%%

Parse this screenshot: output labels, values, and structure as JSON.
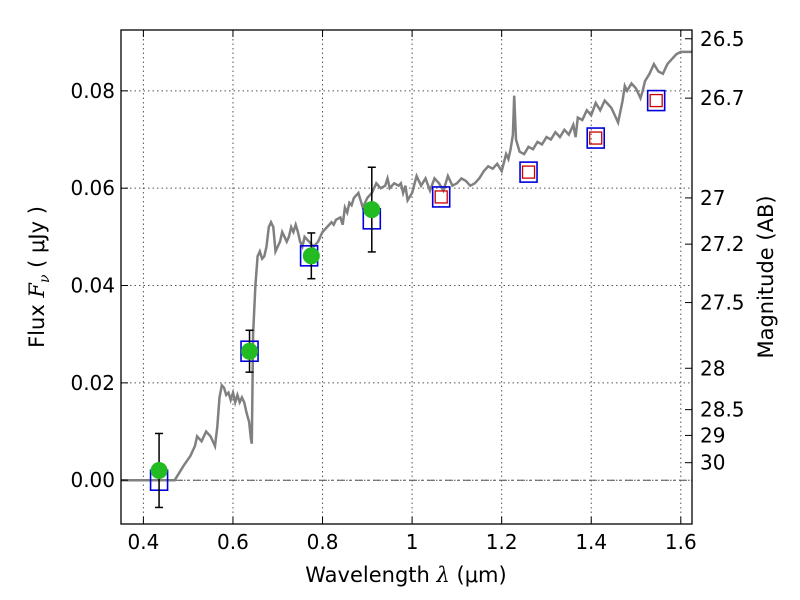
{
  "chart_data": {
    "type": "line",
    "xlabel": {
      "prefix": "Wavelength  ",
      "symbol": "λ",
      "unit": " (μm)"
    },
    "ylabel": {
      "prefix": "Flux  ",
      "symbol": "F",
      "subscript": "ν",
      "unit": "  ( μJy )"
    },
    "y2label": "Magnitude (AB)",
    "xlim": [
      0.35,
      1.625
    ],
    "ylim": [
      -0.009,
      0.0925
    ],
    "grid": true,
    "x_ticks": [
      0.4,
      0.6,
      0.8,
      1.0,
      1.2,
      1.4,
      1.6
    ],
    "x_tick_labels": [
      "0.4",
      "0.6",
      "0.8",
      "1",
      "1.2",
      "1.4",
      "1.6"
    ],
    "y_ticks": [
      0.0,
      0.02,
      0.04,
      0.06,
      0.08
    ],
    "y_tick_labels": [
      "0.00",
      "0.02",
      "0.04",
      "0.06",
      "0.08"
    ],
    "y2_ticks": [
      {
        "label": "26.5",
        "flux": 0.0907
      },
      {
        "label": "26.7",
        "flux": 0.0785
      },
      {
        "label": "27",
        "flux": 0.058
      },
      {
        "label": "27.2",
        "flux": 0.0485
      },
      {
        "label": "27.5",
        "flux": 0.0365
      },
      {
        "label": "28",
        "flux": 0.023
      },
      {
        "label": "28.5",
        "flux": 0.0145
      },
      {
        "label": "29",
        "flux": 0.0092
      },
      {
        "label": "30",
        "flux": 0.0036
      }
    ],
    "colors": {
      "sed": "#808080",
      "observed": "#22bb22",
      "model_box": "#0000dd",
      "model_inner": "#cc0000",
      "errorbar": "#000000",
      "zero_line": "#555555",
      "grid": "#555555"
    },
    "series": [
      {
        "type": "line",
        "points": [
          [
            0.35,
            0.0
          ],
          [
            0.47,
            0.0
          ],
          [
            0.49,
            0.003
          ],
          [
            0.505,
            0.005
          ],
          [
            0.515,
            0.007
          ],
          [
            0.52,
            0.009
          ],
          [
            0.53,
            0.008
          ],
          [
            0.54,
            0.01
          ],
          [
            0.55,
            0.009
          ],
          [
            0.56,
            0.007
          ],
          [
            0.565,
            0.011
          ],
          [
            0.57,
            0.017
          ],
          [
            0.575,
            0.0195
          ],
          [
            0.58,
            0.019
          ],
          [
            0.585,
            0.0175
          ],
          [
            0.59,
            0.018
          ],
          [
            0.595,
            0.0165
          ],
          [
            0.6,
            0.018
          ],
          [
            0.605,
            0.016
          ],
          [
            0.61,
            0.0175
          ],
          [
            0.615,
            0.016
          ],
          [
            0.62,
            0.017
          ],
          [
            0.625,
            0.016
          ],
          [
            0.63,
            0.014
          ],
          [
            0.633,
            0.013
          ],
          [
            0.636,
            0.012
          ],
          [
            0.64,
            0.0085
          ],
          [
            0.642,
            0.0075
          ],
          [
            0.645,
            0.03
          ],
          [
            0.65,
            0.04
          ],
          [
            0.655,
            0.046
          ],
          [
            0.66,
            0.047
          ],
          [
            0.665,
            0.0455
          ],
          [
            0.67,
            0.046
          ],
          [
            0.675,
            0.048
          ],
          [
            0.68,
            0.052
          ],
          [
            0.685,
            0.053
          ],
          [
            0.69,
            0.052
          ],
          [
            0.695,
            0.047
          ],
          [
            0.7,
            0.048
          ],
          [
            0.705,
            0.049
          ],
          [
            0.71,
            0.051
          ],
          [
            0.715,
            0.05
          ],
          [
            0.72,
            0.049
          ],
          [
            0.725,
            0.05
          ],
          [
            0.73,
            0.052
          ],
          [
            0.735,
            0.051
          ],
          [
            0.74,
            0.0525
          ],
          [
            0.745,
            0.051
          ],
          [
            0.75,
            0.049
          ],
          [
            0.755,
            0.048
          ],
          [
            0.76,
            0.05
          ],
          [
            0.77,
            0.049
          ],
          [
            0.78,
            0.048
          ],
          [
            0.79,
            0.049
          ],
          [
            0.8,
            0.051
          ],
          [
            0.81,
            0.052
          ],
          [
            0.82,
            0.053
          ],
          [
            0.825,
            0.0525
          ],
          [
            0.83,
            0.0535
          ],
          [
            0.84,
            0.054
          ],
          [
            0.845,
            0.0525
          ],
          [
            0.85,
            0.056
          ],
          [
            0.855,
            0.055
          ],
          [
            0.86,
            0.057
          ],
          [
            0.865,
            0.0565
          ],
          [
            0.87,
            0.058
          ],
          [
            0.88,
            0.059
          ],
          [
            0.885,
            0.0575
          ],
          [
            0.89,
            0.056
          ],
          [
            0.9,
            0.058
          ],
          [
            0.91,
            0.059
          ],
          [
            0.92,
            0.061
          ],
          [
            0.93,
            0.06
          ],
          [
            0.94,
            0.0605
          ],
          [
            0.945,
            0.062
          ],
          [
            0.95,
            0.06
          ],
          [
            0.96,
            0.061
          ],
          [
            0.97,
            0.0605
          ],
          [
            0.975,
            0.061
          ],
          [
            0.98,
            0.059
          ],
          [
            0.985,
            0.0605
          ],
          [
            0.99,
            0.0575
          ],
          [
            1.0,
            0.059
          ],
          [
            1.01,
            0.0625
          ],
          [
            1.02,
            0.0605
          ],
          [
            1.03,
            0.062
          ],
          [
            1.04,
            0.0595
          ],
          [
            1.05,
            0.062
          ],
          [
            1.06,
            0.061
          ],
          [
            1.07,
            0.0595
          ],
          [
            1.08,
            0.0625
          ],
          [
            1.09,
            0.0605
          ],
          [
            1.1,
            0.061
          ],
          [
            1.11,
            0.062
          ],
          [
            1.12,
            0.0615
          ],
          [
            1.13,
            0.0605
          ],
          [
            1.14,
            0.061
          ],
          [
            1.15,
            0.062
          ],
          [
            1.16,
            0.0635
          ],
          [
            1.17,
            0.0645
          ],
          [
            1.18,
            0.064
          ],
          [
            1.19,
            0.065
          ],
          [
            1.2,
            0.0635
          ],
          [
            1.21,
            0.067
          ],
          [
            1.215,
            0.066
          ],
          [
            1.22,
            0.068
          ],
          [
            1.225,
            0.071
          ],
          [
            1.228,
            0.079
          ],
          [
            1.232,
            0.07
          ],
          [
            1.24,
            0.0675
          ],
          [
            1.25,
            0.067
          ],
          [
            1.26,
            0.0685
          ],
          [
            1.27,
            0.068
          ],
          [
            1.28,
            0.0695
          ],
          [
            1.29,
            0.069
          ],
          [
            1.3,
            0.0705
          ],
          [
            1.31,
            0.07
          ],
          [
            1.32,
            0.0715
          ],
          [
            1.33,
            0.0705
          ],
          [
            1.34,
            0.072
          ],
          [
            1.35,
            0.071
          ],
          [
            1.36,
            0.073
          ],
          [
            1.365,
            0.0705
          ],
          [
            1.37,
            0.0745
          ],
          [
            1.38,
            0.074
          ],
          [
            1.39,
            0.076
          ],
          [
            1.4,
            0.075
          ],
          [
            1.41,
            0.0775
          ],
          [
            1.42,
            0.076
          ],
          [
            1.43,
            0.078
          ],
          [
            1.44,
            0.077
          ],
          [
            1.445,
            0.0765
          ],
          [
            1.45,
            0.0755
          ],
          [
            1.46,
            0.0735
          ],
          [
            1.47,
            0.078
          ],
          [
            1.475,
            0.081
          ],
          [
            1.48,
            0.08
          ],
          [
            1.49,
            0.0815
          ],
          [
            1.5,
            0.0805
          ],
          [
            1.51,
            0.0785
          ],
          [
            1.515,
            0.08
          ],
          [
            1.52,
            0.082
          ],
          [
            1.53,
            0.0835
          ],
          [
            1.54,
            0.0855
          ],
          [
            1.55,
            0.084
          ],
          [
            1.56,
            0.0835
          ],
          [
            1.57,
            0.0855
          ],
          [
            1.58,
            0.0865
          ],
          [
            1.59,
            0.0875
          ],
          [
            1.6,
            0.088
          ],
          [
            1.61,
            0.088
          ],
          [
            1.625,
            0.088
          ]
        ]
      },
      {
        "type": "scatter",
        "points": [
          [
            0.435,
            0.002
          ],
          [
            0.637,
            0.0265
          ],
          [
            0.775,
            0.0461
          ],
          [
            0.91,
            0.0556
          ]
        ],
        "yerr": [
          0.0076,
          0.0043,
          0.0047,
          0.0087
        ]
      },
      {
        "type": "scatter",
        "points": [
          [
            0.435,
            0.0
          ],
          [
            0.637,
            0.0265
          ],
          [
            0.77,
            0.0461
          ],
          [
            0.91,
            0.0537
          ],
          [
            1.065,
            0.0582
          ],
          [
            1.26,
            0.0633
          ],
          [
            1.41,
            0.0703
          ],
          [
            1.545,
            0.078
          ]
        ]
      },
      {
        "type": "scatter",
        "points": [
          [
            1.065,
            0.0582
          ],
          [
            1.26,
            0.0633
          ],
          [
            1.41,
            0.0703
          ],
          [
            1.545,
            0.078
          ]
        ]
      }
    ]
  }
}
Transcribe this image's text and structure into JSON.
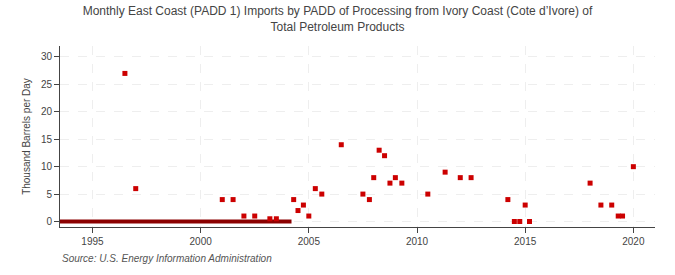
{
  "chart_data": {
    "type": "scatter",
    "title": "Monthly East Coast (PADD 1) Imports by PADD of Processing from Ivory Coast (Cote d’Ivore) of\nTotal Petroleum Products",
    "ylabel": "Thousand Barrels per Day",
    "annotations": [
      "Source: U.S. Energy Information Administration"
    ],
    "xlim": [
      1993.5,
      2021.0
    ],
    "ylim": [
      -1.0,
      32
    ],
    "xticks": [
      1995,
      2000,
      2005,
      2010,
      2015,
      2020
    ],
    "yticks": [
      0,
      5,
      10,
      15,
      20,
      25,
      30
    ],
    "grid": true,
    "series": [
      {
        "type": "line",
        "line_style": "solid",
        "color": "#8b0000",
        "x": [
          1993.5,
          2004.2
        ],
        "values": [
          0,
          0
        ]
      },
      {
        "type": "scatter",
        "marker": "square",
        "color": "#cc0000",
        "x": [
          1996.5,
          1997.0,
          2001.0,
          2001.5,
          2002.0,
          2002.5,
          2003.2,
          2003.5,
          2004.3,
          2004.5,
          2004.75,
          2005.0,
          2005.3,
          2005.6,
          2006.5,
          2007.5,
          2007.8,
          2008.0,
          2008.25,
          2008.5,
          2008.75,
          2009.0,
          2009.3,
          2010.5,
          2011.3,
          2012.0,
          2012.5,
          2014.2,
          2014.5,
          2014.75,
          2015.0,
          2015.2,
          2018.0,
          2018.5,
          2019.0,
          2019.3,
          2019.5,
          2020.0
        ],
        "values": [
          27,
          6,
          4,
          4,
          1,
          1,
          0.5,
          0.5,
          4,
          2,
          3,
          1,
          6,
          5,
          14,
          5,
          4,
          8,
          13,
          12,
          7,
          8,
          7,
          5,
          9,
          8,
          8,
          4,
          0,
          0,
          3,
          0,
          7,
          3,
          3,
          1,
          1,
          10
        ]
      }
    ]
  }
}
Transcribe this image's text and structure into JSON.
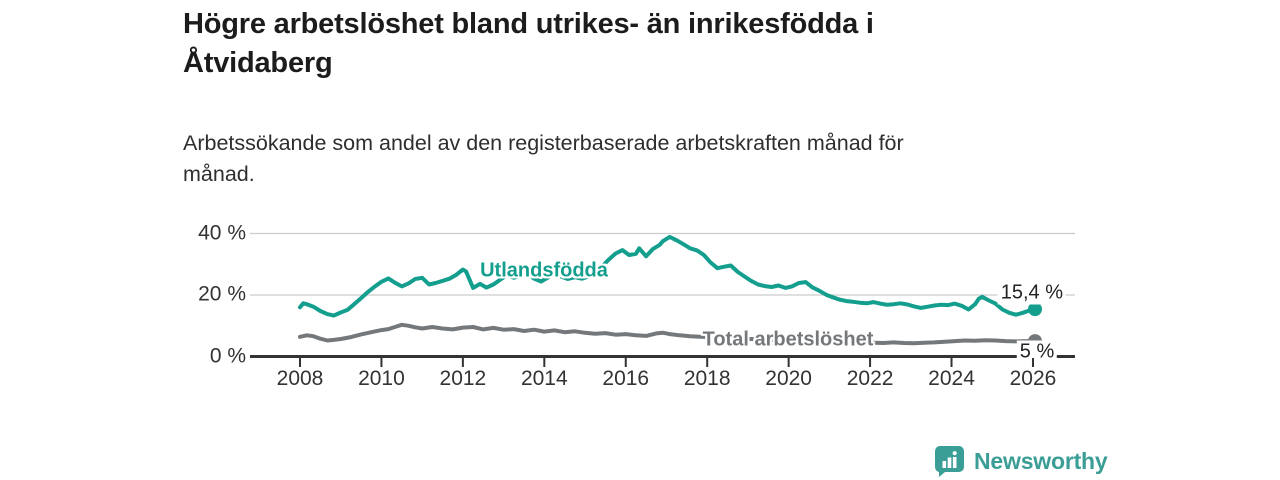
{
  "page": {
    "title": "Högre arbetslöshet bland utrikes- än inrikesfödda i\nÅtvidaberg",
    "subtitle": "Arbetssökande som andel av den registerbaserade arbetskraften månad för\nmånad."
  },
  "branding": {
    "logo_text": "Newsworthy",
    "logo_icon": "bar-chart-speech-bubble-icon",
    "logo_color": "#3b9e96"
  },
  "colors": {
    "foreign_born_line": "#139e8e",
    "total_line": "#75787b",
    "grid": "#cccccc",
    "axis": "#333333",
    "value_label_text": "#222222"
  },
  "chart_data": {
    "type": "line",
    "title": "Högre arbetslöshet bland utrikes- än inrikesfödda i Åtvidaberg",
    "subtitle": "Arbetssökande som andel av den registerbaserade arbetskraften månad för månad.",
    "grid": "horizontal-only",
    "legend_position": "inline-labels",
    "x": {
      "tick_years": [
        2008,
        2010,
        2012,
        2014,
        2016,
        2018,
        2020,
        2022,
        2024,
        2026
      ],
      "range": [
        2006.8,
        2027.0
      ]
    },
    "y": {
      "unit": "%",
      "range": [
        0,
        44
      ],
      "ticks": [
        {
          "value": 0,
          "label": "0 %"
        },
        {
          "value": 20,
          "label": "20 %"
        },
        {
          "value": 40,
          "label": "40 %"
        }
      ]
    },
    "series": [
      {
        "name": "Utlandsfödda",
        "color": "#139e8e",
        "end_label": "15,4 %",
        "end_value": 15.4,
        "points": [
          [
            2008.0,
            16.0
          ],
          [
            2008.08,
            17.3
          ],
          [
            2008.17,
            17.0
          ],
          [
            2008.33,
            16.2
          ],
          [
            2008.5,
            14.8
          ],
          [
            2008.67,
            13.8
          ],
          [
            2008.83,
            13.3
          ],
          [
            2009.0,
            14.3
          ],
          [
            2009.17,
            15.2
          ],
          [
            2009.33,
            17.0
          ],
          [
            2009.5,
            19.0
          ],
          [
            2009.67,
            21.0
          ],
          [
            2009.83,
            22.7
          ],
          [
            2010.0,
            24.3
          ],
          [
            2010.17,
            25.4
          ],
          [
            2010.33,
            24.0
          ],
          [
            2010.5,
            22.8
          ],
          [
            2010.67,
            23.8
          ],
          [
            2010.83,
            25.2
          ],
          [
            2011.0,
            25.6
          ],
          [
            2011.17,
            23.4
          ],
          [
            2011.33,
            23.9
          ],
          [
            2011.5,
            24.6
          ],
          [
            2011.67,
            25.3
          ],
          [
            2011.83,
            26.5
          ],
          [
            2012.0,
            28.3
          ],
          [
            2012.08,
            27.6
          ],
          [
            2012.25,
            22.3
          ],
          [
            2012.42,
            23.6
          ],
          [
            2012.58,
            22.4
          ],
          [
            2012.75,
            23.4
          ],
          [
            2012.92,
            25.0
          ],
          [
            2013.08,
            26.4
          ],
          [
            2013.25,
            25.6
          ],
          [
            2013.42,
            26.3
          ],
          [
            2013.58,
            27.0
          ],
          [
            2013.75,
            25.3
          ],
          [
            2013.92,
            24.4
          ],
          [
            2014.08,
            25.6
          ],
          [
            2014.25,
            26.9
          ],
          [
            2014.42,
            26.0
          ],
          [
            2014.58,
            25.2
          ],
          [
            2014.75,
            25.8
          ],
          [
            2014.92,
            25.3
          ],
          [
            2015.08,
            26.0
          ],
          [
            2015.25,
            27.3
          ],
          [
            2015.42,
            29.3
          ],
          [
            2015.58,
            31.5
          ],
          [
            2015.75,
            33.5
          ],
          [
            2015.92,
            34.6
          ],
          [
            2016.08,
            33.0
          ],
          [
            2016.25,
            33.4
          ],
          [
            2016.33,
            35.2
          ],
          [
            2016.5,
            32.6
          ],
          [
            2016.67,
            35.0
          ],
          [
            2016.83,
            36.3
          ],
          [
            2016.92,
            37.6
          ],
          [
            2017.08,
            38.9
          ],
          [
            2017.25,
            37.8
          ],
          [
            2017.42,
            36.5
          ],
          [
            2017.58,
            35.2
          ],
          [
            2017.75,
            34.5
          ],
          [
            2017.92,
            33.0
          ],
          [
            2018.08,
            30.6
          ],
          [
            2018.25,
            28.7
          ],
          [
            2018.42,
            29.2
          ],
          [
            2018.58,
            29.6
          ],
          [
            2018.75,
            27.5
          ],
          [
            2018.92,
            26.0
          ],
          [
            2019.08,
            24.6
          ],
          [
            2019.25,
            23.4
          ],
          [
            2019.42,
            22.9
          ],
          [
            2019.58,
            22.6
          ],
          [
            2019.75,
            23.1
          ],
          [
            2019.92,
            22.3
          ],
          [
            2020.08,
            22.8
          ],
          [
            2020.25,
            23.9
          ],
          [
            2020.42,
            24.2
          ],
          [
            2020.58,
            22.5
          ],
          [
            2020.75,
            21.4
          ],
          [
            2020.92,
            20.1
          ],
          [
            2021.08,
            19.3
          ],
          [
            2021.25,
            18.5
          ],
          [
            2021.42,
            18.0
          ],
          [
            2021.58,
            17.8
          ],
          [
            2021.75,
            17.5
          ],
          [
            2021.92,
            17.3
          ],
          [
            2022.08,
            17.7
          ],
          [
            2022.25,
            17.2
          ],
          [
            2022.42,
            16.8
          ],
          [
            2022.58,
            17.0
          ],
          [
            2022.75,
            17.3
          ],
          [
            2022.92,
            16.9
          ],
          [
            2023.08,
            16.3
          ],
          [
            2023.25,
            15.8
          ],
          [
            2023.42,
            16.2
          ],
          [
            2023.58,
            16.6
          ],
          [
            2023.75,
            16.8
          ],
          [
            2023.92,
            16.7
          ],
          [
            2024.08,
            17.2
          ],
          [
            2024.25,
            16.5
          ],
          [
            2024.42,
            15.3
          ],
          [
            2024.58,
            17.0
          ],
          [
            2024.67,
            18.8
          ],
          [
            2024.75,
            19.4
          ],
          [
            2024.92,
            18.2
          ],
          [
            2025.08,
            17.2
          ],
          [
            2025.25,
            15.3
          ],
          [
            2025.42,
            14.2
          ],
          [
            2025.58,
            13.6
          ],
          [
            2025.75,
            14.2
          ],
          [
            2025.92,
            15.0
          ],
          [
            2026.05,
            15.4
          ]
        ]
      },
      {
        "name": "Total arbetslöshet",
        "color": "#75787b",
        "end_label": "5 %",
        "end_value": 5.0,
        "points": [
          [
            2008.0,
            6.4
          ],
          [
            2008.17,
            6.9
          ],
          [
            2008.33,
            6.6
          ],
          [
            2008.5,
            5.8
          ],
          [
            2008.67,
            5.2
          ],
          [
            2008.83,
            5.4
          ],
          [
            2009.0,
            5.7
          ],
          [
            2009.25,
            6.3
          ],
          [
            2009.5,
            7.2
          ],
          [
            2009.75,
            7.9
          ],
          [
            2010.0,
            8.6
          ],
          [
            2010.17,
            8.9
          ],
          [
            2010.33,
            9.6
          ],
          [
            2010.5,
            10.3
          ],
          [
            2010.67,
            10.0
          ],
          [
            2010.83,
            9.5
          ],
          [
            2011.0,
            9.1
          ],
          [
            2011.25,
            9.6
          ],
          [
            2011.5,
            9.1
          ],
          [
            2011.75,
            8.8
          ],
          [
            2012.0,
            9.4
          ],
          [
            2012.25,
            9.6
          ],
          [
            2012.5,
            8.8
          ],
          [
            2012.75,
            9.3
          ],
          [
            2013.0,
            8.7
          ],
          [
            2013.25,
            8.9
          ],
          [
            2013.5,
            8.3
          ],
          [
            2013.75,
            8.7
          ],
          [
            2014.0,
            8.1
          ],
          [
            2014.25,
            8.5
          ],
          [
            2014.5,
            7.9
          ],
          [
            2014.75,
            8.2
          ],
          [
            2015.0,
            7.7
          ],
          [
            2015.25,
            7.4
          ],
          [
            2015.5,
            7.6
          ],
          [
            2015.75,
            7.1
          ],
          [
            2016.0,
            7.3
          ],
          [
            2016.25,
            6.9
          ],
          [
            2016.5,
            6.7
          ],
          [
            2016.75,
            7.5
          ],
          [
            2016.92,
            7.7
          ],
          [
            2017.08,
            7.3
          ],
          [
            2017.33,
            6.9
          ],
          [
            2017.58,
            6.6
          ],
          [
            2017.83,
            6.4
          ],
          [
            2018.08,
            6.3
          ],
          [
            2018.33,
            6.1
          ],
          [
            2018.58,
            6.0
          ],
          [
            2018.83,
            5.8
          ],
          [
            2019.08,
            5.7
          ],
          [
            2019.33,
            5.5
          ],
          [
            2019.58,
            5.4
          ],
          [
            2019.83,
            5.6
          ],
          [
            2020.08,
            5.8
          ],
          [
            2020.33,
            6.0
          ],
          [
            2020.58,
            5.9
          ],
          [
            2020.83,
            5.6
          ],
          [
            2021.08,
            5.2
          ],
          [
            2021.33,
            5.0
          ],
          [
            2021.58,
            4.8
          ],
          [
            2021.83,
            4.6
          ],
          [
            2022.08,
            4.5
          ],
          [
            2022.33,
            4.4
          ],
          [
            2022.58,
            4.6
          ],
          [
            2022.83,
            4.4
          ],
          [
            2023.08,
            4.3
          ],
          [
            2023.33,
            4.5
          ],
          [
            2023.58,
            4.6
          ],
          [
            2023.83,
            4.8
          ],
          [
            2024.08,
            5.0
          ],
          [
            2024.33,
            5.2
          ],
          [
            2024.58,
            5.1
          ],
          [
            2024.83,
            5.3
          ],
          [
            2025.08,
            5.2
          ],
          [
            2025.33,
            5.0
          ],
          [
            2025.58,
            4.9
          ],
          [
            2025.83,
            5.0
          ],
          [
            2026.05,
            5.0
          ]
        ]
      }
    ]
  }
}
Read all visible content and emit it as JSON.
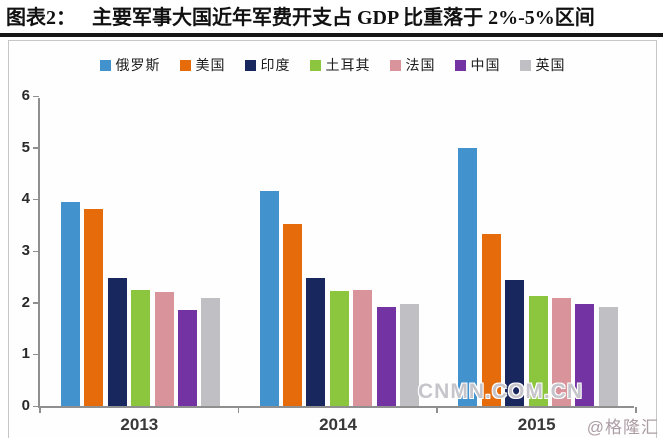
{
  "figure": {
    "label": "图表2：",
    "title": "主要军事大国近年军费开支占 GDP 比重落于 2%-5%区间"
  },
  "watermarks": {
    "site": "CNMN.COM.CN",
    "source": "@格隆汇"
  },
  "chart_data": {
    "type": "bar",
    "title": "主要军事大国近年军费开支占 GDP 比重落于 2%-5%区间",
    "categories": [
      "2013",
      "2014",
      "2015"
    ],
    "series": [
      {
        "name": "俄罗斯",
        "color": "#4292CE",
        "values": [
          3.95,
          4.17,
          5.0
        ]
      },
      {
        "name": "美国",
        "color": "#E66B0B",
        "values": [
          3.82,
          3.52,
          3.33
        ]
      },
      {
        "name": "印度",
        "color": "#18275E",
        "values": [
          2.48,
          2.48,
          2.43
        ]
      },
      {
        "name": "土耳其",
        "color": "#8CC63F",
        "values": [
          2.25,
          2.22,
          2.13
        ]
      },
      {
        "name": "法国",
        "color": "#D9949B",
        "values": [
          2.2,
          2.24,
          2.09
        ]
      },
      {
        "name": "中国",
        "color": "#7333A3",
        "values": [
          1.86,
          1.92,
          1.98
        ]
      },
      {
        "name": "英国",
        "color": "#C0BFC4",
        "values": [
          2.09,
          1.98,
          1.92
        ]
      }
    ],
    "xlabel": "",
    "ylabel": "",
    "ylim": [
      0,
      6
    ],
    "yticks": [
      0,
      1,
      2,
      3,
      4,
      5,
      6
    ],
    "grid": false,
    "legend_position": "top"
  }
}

%%

=== SET PROBLEM ===
Among the entries above, identify all lines with "utrikes" and copy them.

=== WRITTEN SOLUTION ===
    "title": "Högre arbetslöshet bland utrikes- än inrikesfödda i\nÅtvidaberg",
    "title": "Högre arbetslöshet bland utrikes- än inrikesfödda i Åtvidaberg",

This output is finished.